▶ **PROBLEM DETAILS**
Using the records provided below, locate and copy each line that contains the word "subtitle".
───── SOURCE MATERIAL
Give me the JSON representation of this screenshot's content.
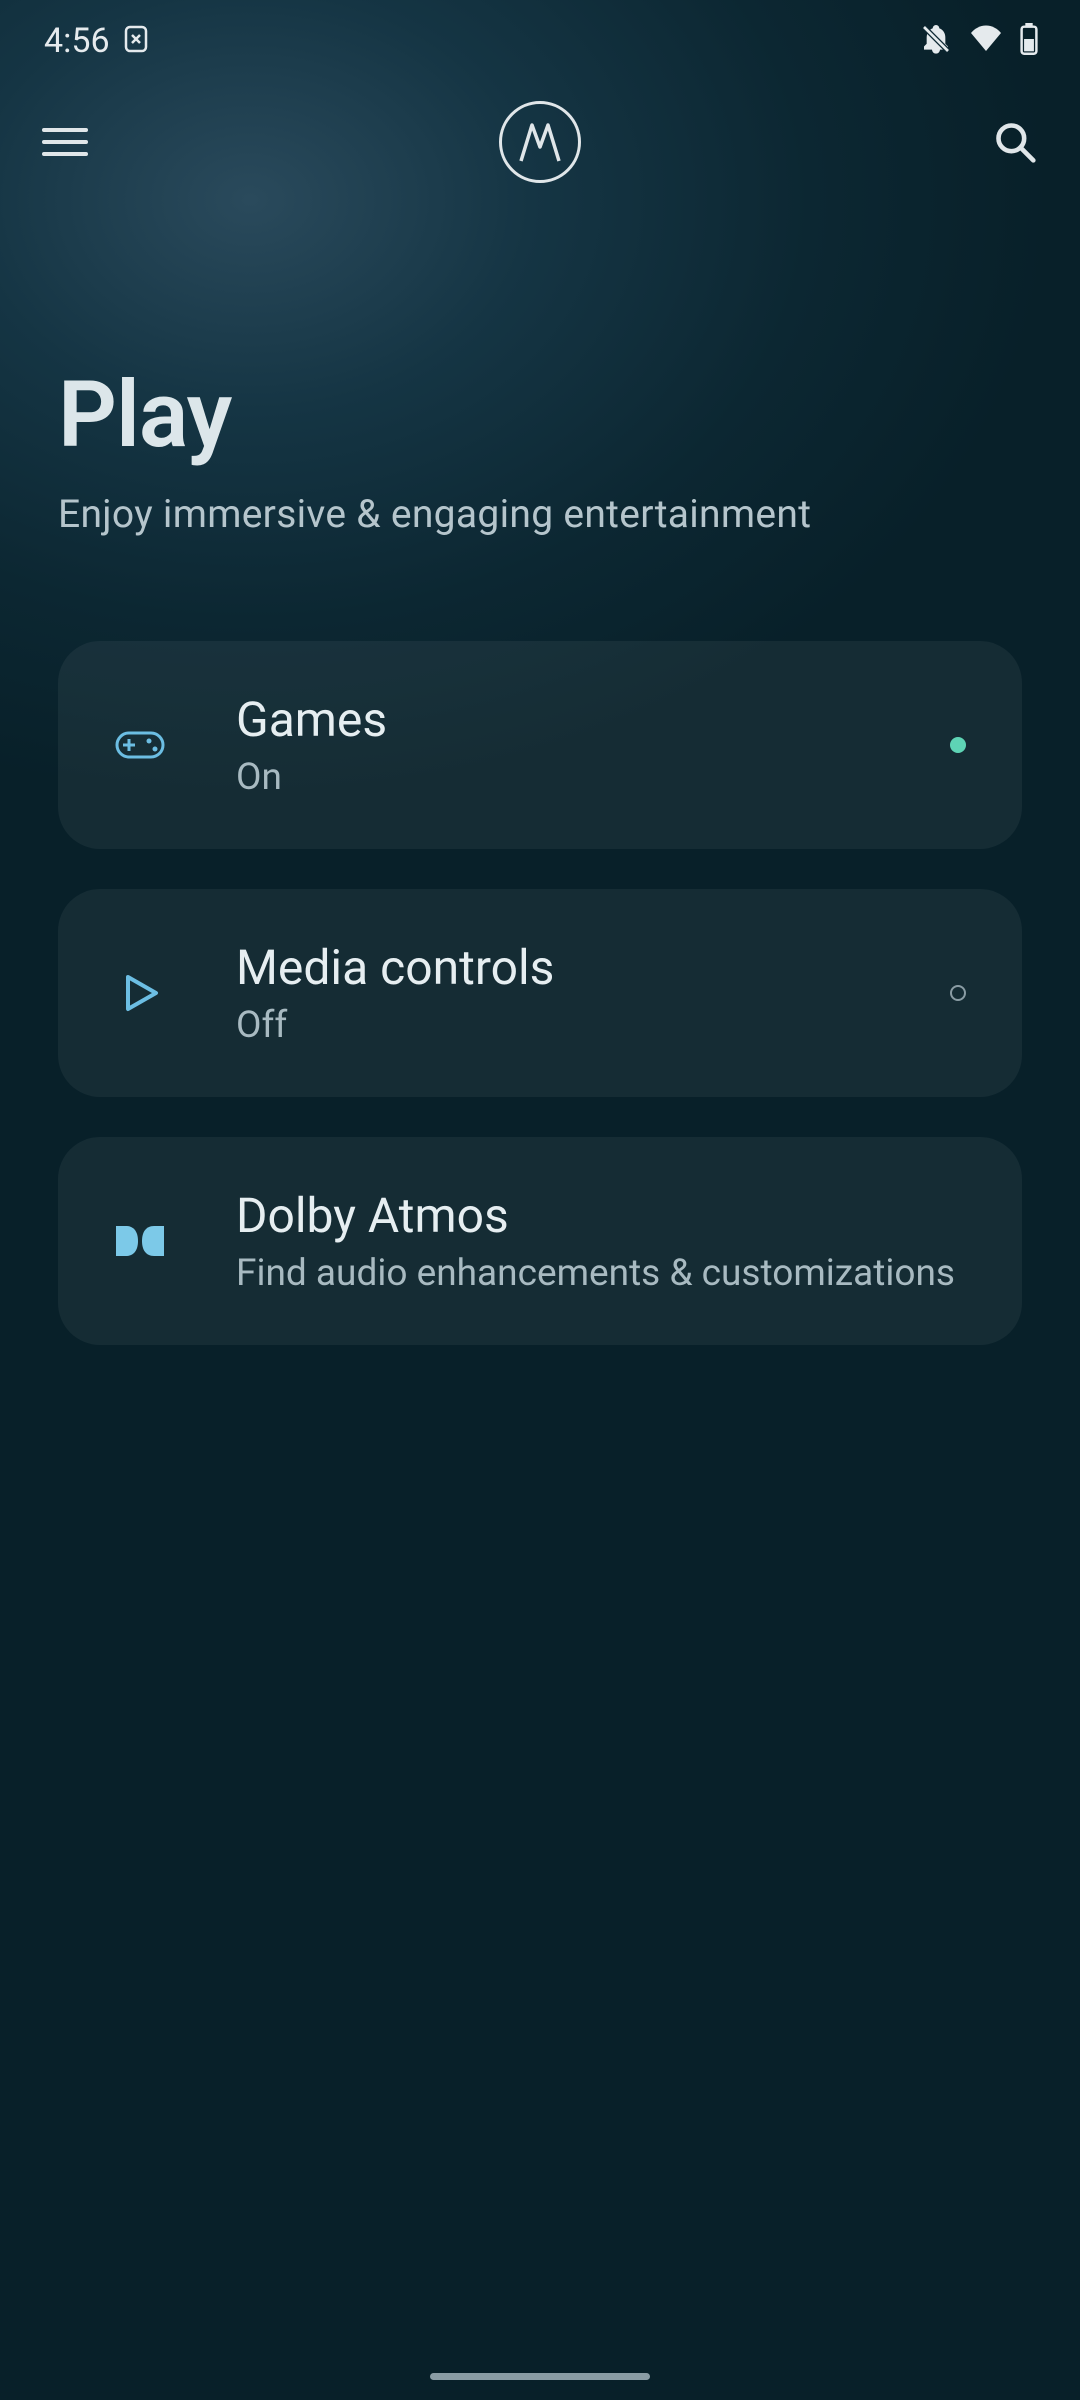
{
  "statusBar": {
    "time": "4:56"
  },
  "page": {
    "title": "Play",
    "subtitle": "Enjoy immersive & engaging entertainment"
  },
  "cards": [
    {
      "title": "Games",
      "subtitle": "On",
      "statusOn": true
    },
    {
      "title": "Media controls",
      "subtitle": "Off",
      "statusOn": false
    },
    {
      "title": "Dolby Atmos",
      "subtitle": "Find audio enhancements & customizations",
      "statusOn": null
    }
  ]
}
──────────
▶ **SOLUTION TO THIS PROBLEM**
    "subtitle": "Enjoy immersive & engaging entertainment"
      "subtitle": "On",
      "subtitle": "Off",
      "subtitle": "Find audio enhancements & customizations",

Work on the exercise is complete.